Required work: Arrange the rows, from the first one through the line that contains "legend-label: Small car (410, 405, 450, 416)", as a JSON list of strings with one string per line and any blank lines left out.

─── Working data

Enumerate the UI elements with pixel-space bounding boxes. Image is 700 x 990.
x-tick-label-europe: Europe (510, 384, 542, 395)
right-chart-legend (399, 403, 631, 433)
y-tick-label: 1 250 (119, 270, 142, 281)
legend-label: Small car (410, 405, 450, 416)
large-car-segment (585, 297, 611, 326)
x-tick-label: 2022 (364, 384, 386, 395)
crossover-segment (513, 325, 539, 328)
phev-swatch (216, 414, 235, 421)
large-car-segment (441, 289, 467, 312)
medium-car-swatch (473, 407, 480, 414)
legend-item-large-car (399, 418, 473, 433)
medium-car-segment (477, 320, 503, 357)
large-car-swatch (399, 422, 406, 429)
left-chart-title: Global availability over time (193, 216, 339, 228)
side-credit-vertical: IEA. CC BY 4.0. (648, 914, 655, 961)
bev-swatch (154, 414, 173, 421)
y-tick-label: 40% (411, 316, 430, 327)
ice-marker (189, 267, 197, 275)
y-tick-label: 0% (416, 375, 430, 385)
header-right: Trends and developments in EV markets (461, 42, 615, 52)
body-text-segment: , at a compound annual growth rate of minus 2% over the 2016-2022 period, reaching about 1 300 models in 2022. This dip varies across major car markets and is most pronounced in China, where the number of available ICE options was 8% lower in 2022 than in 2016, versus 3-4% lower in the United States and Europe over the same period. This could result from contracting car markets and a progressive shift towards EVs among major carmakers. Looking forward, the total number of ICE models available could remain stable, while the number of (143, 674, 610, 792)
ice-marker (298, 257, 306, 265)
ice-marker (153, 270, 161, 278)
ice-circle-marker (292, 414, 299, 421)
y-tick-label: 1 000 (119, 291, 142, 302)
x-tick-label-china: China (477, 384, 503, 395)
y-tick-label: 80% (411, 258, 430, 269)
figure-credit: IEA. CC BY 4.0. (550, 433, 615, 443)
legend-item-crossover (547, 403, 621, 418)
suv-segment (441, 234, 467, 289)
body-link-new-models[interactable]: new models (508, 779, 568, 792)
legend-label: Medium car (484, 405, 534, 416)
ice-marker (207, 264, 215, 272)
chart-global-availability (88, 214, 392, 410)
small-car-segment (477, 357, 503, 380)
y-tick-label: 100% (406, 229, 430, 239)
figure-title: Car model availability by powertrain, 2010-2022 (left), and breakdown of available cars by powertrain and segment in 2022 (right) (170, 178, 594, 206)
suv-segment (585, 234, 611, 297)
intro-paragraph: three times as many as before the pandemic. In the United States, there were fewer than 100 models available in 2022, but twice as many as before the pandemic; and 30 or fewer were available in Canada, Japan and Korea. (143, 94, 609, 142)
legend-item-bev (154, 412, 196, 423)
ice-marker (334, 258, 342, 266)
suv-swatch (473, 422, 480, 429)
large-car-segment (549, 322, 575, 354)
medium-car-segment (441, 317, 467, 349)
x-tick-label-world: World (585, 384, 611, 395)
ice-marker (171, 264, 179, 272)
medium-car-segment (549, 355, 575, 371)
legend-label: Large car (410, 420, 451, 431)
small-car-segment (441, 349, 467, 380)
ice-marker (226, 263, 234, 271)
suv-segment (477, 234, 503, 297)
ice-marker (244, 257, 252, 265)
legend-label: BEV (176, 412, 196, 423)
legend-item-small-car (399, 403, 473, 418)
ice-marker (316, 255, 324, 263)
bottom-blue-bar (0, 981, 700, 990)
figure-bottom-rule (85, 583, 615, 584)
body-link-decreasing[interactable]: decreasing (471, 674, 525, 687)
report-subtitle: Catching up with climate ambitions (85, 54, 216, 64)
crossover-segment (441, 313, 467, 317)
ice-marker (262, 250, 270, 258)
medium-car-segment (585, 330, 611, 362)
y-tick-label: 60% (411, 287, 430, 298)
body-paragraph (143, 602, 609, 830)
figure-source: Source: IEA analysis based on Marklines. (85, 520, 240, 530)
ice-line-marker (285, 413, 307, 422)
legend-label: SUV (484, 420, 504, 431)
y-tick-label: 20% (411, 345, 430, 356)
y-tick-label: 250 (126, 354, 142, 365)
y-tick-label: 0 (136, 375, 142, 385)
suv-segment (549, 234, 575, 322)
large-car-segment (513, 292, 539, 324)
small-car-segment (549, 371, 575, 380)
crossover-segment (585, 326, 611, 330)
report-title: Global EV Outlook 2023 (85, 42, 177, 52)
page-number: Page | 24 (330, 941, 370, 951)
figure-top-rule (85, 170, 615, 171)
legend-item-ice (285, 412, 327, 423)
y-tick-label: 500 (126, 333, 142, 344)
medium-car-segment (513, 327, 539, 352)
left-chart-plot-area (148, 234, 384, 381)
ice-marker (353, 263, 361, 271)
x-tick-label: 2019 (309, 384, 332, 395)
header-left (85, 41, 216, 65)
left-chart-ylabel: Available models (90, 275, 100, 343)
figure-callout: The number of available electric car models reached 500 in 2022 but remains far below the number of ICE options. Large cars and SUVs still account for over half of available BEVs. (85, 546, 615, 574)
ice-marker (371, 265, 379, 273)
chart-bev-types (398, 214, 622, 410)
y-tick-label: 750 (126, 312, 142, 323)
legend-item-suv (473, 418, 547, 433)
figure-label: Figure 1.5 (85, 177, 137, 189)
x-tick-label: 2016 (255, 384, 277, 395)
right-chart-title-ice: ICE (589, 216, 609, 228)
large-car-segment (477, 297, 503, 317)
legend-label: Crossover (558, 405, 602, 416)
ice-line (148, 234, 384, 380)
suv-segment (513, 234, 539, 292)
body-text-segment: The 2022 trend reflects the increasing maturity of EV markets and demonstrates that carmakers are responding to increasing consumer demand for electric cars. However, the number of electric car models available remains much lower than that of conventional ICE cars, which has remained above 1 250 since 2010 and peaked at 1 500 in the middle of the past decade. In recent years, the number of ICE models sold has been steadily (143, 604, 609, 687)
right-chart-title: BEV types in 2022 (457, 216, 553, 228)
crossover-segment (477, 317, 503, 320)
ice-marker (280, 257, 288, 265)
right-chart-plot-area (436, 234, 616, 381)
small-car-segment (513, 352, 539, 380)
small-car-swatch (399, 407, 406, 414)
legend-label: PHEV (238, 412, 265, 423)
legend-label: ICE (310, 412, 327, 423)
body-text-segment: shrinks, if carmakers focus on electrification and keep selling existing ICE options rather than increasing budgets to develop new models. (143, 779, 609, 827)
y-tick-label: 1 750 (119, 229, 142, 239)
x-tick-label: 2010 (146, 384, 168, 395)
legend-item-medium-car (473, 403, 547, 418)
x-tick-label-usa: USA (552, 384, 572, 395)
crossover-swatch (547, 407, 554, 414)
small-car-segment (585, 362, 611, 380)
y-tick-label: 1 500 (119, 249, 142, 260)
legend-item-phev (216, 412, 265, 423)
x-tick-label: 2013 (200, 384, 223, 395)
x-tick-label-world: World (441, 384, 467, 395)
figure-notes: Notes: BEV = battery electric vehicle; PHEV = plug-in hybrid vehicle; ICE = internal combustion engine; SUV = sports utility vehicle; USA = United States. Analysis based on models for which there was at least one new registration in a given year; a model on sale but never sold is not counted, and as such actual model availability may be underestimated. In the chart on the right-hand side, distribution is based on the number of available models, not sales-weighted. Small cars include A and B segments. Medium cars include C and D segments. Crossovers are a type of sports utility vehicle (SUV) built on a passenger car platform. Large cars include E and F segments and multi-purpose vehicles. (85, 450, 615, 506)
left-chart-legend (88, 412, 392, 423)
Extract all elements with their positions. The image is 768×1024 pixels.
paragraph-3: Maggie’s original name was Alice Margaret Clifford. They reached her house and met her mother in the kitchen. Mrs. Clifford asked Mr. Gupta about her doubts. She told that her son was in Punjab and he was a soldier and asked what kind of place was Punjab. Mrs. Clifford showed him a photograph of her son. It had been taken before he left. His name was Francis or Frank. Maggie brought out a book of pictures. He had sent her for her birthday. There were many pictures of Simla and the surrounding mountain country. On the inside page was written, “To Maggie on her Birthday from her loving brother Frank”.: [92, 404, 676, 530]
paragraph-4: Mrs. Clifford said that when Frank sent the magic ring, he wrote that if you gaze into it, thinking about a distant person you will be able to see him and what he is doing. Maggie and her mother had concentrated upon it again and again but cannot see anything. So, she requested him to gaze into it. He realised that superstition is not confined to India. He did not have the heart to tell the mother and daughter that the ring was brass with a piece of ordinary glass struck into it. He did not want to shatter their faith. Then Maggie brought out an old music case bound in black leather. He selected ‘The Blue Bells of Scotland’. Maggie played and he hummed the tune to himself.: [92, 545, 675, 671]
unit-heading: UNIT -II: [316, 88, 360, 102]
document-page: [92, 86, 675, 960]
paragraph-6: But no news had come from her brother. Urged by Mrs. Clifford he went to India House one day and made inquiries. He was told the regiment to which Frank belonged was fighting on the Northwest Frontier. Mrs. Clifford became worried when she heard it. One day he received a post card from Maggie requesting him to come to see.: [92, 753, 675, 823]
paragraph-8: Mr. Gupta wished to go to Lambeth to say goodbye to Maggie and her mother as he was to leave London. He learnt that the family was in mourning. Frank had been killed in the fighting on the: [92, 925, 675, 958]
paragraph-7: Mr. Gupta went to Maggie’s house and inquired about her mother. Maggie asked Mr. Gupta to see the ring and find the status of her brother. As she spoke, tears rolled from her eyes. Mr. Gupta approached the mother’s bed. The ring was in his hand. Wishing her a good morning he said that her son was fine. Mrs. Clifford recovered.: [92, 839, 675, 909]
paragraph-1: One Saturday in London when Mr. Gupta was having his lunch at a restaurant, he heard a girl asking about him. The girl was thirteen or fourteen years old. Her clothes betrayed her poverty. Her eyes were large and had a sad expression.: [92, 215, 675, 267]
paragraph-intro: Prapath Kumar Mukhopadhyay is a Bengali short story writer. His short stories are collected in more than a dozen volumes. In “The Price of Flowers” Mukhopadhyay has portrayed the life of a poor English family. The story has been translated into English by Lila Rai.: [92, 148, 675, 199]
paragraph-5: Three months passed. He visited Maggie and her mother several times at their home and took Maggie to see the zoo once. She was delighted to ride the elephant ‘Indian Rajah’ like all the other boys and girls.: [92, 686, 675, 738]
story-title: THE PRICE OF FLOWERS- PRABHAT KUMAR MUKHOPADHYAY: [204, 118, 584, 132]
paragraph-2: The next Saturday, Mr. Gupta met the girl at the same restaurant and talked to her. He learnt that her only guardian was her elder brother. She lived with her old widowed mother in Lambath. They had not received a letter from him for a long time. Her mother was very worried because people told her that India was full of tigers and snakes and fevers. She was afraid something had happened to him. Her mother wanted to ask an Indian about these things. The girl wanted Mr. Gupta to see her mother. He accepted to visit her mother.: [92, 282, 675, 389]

──────

Task output:
[
  "Enumerate the UI elements with pixel-space bounding boxes. Image is 700 x 990.",
  "x-tick-label-europe: Europe (510, 384, 542, 395)",
  "right-chart-legend (399, 403, 631, 433)",
  "y-tick-label: 1 250 (119, 270, 142, 281)",
  "legend-label: Small car (410, 405, 450, 416)"
]